To be done: Copy each line containing the word "JSON" from the records that follow, please.

Dataset excerpts:
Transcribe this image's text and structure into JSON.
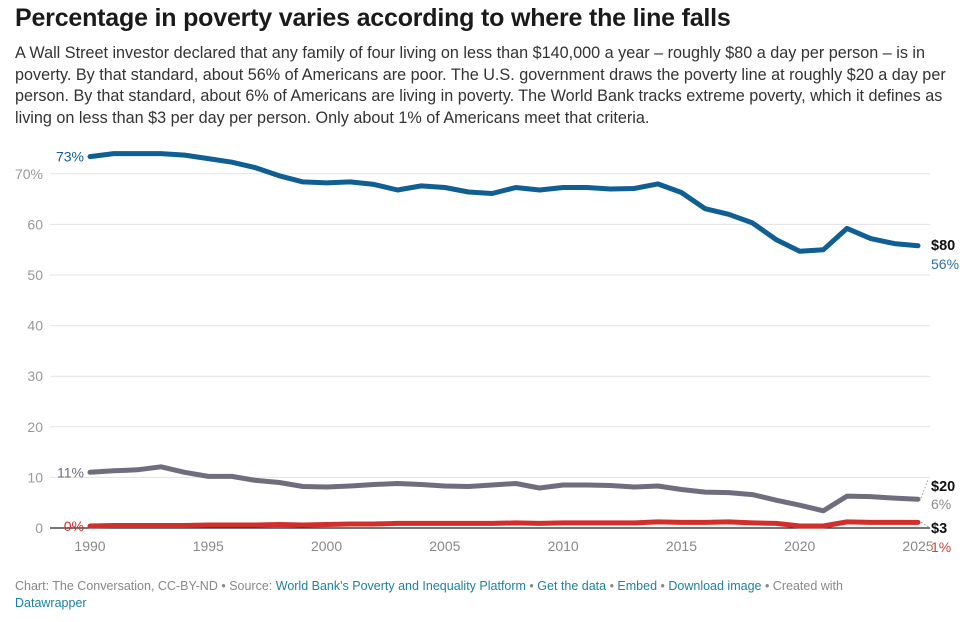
{
  "header": {
    "title": "Percentage in poverty varies according to where the line falls",
    "description": "A Wall Street investor declared that any family of four living on less than $140,000 a year – roughly $80 a day per person – is in poverty. By that standard, about 56% of Americans are poor. The U.S. government draws the poverty line at roughly $20 a day per person. By that standard, about 6% of Americans are living in poverty. The World Bank tracks extreme poverty, which it defines as living on less than $3 per day per person. Only about 1% of Americans meet that criteria."
  },
  "chart_data": {
    "type": "line",
    "title": "Percentage in poverty varies according to where the line falls",
    "xlabel": "",
    "ylabel": "",
    "x": [
      1990,
      1991,
      1992,
      1993,
      1994,
      1995,
      1996,
      1997,
      1998,
      1999,
      2000,
      2001,
      2002,
      2003,
      2004,
      2005,
      2006,
      2007,
      2008,
      2009,
      2010,
      2011,
      2012,
      2013,
      2014,
      2015,
      2016,
      2017,
      2018,
      2019,
      2020,
      2021,
      2022,
      2023,
      2024,
      2025
    ],
    "xlim": [
      1990,
      2025
    ],
    "ylim": [
      0,
      73
    ],
    "x_ticks": [
      "1990",
      "1995",
      "2000",
      "2005",
      "2010",
      "2015",
      "2020",
      "2025"
    ],
    "x_tick_values": [
      1990,
      1995,
      2000,
      2005,
      2010,
      2015,
      2020,
      2025
    ],
    "y_ticks": [
      "0",
      "10",
      "20",
      "30",
      "40",
      "50",
      "60",
      "70%"
    ],
    "y_tick_values": [
      0,
      10,
      20,
      30,
      40,
      50,
      60,
      70
    ],
    "grid": true,
    "legend": "direct labels at line ends (right)",
    "series": [
      {
        "name": "$80",
        "color": "#0f5e94",
        "start_label": "73%",
        "end_label": "56%",
        "values": [
          73.4,
          74.0,
          74.0,
          74.0,
          73.7,
          73.0,
          72.3,
          71.2,
          69.6,
          68.4,
          68.2,
          68.4,
          67.9,
          66.8,
          67.6,
          67.3,
          66.4,
          66.1,
          67.3,
          66.8,
          67.3,
          67.3,
          67.0,
          67.1,
          68.0,
          66.3,
          63.1,
          62.0,
          60.3,
          57.0,
          54.7,
          55.0,
          59.2,
          57.2,
          56.2,
          55.8
        ]
      },
      {
        "name": "$20",
        "color": "#6f6e7f",
        "start_label": "11%",
        "end_label": "6%",
        "values": [
          11.0,
          11.3,
          11.5,
          12.1,
          11.0,
          10.2,
          10.2,
          9.4,
          9.0,
          8.2,
          8.1,
          8.3,
          8.6,
          8.8,
          8.6,
          8.3,
          8.2,
          8.5,
          8.8,
          7.9,
          8.5,
          8.5,
          8.4,
          8.1,
          8.3,
          7.6,
          7.1,
          7.0,
          6.6,
          5.5,
          4.5,
          3.4,
          6.3,
          6.2,
          5.9,
          5.7
        ]
      },
      {
        "name": "$3",
        "color": "#d22f2b",
        "start_label": "0%",
        "end_label": "1%",
        "values": [
          0.4,
          0.5,
          0.5,
          0.5,
          0.5,
          0.6,
          0.6,
          0.6,
          0.7,
          0.6,
          0.7,
          0.8,
          0.8,
          0.9,
          0.9,
          0.9,
          0.9,
          0.9,
          1.0,
          0.9,
          1.0,
          1.0,
          1.0,
          1.0,
          1.2,
          1.1,
          1.1,
          1.2,
          1.0,
          0.9,
          0.4,
          0.4,
          1.2,
          1.1,
          1.1,
          1.1
        ]
      }
    ]
  },
  "footer": {
    "chart_credit": "Chart: The Conversation, CC-BY-ND",
    "separator": " • ",
    "source_prefix": "Source: ",
    "source_link": "World Bank's Poverty and Inequality Platform",
    "get_data": "Get the data",
    "embed": "Embed",
    "download": "Download image",
    "created_with": "Created with",
    "datawrapper": "Datawrapper"
  }
}
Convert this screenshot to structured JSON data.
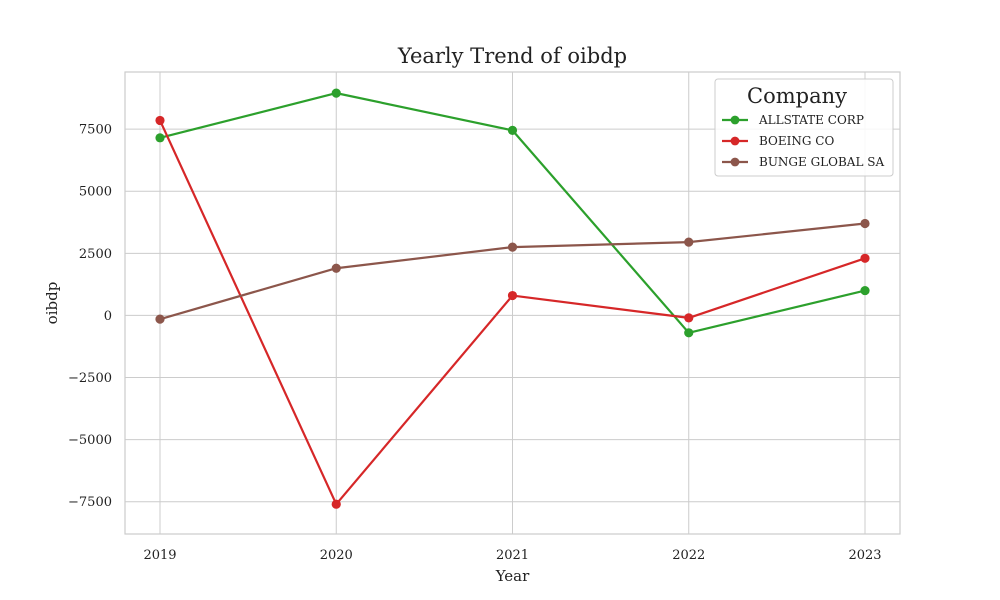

Final result:
Transcribe this image's text and structure into JSON.
Convert this screenshot to structured JSON data.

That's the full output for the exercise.